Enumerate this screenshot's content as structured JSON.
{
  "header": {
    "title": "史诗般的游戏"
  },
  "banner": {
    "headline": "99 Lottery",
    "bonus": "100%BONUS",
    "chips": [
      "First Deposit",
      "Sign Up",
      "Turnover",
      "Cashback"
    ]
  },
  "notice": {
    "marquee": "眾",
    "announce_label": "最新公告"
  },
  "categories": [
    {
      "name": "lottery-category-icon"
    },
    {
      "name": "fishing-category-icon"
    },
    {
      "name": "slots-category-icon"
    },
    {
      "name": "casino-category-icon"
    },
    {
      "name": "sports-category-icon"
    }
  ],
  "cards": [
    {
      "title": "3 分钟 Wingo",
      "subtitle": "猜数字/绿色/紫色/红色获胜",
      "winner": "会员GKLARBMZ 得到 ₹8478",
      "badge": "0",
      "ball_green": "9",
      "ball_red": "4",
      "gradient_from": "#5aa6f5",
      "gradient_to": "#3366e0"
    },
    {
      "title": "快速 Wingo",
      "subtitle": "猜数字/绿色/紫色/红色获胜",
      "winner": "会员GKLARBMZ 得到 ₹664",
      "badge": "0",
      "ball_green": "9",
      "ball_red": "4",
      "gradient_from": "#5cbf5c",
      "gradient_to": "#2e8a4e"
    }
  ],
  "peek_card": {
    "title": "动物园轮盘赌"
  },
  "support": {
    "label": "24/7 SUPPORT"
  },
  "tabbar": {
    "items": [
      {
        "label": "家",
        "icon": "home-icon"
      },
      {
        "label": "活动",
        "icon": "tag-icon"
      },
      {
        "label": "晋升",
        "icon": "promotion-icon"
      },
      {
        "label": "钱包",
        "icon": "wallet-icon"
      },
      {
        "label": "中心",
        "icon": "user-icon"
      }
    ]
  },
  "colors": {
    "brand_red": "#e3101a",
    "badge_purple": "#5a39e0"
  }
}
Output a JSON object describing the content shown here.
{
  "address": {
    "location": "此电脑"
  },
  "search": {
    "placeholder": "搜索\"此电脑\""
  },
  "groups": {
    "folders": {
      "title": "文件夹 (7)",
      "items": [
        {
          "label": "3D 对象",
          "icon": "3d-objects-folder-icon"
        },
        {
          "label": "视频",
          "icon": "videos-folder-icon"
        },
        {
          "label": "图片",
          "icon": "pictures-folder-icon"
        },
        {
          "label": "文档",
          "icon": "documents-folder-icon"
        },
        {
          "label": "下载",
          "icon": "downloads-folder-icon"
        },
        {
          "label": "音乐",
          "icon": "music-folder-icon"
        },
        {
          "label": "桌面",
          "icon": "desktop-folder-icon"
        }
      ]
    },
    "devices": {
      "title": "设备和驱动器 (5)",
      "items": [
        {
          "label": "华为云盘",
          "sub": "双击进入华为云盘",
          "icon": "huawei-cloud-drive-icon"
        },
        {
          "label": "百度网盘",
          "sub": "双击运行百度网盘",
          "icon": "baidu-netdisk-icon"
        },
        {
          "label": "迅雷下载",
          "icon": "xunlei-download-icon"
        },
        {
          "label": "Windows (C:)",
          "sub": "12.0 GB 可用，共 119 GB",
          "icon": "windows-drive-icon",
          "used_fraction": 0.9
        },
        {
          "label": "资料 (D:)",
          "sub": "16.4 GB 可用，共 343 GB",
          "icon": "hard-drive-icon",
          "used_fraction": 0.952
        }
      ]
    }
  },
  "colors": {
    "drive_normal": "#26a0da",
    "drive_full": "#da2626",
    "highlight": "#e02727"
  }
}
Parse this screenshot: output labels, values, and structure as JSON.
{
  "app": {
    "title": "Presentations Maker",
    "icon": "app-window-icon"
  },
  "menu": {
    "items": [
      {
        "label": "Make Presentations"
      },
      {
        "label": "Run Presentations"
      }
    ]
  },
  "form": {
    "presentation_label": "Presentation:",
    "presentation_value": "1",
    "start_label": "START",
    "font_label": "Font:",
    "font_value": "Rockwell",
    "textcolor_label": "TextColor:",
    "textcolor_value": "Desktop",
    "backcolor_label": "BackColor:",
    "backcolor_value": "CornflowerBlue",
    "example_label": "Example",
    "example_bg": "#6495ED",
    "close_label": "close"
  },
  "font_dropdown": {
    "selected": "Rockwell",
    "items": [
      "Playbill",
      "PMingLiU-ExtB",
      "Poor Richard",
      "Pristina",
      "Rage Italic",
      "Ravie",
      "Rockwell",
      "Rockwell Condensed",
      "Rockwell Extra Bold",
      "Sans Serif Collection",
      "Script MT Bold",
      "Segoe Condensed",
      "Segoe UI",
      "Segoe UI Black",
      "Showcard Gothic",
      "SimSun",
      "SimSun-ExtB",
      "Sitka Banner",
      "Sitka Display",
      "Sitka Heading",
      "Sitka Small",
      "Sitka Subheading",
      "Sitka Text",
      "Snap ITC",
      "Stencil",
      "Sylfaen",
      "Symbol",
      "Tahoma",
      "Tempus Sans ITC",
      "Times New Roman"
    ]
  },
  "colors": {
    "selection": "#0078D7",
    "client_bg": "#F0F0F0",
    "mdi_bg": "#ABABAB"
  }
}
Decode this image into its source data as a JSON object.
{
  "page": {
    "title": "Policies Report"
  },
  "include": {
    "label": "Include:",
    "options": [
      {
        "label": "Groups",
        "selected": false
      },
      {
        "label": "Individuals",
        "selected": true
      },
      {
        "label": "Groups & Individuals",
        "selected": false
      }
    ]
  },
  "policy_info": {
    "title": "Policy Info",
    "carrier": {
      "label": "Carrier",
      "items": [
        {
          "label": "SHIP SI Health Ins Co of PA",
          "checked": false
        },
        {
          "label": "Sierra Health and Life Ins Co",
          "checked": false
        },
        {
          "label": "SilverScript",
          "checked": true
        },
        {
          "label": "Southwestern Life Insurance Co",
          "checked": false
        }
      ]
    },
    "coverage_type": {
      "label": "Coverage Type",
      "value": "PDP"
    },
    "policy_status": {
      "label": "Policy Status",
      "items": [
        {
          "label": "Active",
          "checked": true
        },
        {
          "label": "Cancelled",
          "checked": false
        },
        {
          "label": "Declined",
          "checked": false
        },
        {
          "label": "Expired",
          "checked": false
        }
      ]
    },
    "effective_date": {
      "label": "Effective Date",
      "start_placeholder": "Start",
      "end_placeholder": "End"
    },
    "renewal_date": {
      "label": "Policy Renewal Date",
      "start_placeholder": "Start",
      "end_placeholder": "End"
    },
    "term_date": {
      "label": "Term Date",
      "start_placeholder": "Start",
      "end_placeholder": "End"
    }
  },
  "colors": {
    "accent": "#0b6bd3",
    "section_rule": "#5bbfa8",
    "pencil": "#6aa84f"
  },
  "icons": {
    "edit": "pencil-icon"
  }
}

..............................

Extract the listing in its entirety, matching it exactly.

Enumerate this screenshot's content as structured JSON.
{
  "header": {
    "title": "史诗般的游戏"
  },
  "banner": {
    "headline": "99 Lottery",
    "bonus": "100%BONUS",
    "chips": [
      "First Deposit",
      "Sign Up",
      "Turnover",
      "Cashback"
    ]
  },
  "notice": {
    "marquee": "眾",
    "announce_label": "最新公告"
  },
  "categories": [
    {
      "name": "lottery-category-icon"
    },
    {
      "name": "fishing-category-icon"
    },
    {
      "name": "slots-category-icon"
    },
    {
      "name": "casino-category-icon"
    },
    {
      "name": "sports-category-icon"
    }
  ],
  "cards": [
    {
      "title": "3 分钟 Wingo",
      "subtitle": "猜数字/绿色/紫色/红色获胜",
      "winner": "会员GKLARBMZ 得到 ₹8478",
      "badge": "0",
      "ball_green": "9",
      "ball_red": "4",
      "gradient_from": "#5aa6f5",
      "gradient_to": "#3366e0"
    },
    {
      "title": "快速 Wingo",
      "subtitle": "猜数字/绿色/紫色/红色获胜",
      "winner": "会员GKLARBMZ 得到 ₹664",
      "badge": "0",
      "ball_green": "9",
      "ball_red": "4",
      "gradient_from": "#5cbf5c",
      "gradient_to": "#2e8a4e"
    }
  ],
  "peek_card": {
    "title": "动物园轮盘赌"
  },
  "support": {
    "label": "24/7 SUPPORT"
  },
  "tabbar": {
    "items": [
      {
        "label": "家",
        "icon": "home-icon"
      },
      {
        "label": "活动",
        "icon": "tag-icon"
      },
      {
        "label": "晋升",
        "icon": "promotion-icon"
      },
      {
        "label": "钱包",
        "icon": "wallet-icon"
      },
      {
        "label": "中心",
        "icon": "user-icon"
      }
    ]
  },
  "colors": {
    "brand_red": "#e3101a",
    "badge_purple": "#5a39e0"
  }
}
Output a JSON object describing the content shown here.
{
  "address": {
    "location": "此电脑"
  },
  "search": {
    "placeholder": "搜索\"此电脑\""
  },
  "groups": {
    "folders": {
      "title": "文件夹 (7)",
      "items": [
        {
          "label": "3D 对象",
          "icon": "3d-objects-folder-icon"
        },
        {
          "label": "视频",
          "icon": "videos-folder-icon"
        },
        {
          "label": "图片",
          "icon": "pictures-folder-icon"
        },
        {
          "label": "文档",
          "icon": "documents-folder-icon"
        },
        {
          "label": "下载",
          "icon": "downloads-folder-icon"
        },
        {
          "label": "音乐",
          "icon": "music-folder-icon"
        },
        {
          "label": "桌面",
          "icon": "desktop-folder-icon"
        }
      ]
    },
    "devices": {
      "title": "设备和驱动器 (5)",
      "items": [
        {
          "label": "华为云盘",
          "sub": "双击进入华为云盘",
          "icon": "huawei-cloud-drive-icon"
        },
        {
          "label": "百度网盘",
          "sub": "双击运行百度网盘",
          "icon": "baidu-netdisk-icon"
        },
        {
          "label": "迅雷下载",
          "icon": "xunlei-download-icon"
        },
        {
          "label": "Windows (C:)",
          "sub": "12.0 GB 可用，共 119 GB",
          "icon": "windows-drive-icon",
          "used_fraction": 0.9
        },
        {
          "label": "资料 (D:)",
          "sub": "16.4 GB 可用，共 343 GB",
          "icon": "hard-drive-icon",
          "used_fraction": 0.952
        }
      ]
    }
  },
  "colors": {
    "drive_normal": "#26a0da",
    "drive_full": "#da2626",
    "highlight": "#e02727"
  }
}
Parse this screenshot: output labels, values, and structure as JSON.
{
  "app": {
    "title": "Presentations Maker",
    "icon": "app-window-icon"
  },
  "menu": {
    "items": [
      {
        "label": "Make Presentations"
      },
      {
        "label": "Run Presentations"
      }
    ]
  },
  "form": {
    "presentation_label": "Presentation:",
    "presentation_value": "1",
    "start_label": "START",
    "font_label": "Font:",
    "font_value": "Rockwell",
    "textcolor_label": "TextColor:",
    "textcolor_value": "Desktop",
    "backcolor_label": "BackColor:",
    "backcolor_value": "CornflowerBlue",
    "example_label": "Example",
    "example_bg": "#6495ED",
    "close_label": "close"
  },
  "font_dropdown": {
    "selected": "Rockwell",
    "items": [
      "Playbill",
      "PMingLiU-ExtB",
      "Poor Richard",
      "Pristina",
      "Rage Italic",
      "Ravie",
      "Rockwell",
      "Rockwell Condensed",
      "Rockwell Extra Bold",
      "Sans Serif Collection",
      "Script MT Bold",
      "Segoe Condensed",
      "Segoe UI",
      "Segoe UI Black",
      "Showcard Gothic",
      "SimSun",
      "SimSun-ExtB",
      "Sitka Banner",
      "Sitka Display",
      "Sitka Heading",
      "Sitka Small",
      "Sitka Subheading",
      "Sitka Text",
      "Snap ITC",
      "Stencil",
      "Sylfaen",
      "Symbol",
      "Tahoma",
      "Tempus Sans ITC",
      "Times New Roman"
    ]
  },
  "colors": {
    "selection": "#0078D7",
    "client_bg": "#F0F0F0",
    "mdi_bg": "#ABABAB"
  }
}
Decode this image into its source data as a JSON object.
{
  "page": {
    "title": "Policies Report"
  },
  "include": {
    "label": "Include:",
    "options": [
      {
        "label": "Groups",
        "selected": false
      },
      {
        "label": "Individuals",
        "selected": true
      },
      {
        "label": "Groups & Individuals",
        "selected": false
      }
    ]
  },
  "policy_info": {
    "title": "Policy Info",
    "carrier": {
      "label": "Carrier",
      "items": [
        {
          "label": "SHIP SI Health Ins Co of PA",
          "checked": false
        },
        {
          "label": "Sierra Health and Life Ins Co",
          "checked": false
        },
        {
          "label": "SilverScript",
          "checked": true
        },
        {
          "label": "Southwestern Life Insurance Co",
          "checked": false
        }
      ]
    },
    "coverage_type": {
      "label": "Coverage Type",
      "value": "PDP"
    },
    "policy_status": {
      "label": "Policy Status",
      "items": [
        {
          "label": "Active",
          "checked": true
        },
        {
          "label": "Cancelled",
          "checked": false
        },
        {
          "label": "Declined",
          "checked": false
        },
        {
          "label": "Expired",
          "checked": false
        }
      ]
    },
    "effective_date": {
      "label": "Effective Date",
      "start_placeholder": "Start",
      "end_placeholder": "End"
    },
    "renewal_date": {
      "label": "Policy Renewal Date",
      "start_placeholder": "Start",
      "end_placeholder": "End"
    },
    "term_date": {
      "label": "Term Date",
      "start_placeholder": "Start",
      "end_placeholder": "End"
    }
  },
  "colors": {
    "accent": "#0b6bd3",
    "section_rule": "#5bbfa8",
    "pencil": "#6aa84f"
  },
  "icons": {
    "edit": "pencil-icon"
  }
}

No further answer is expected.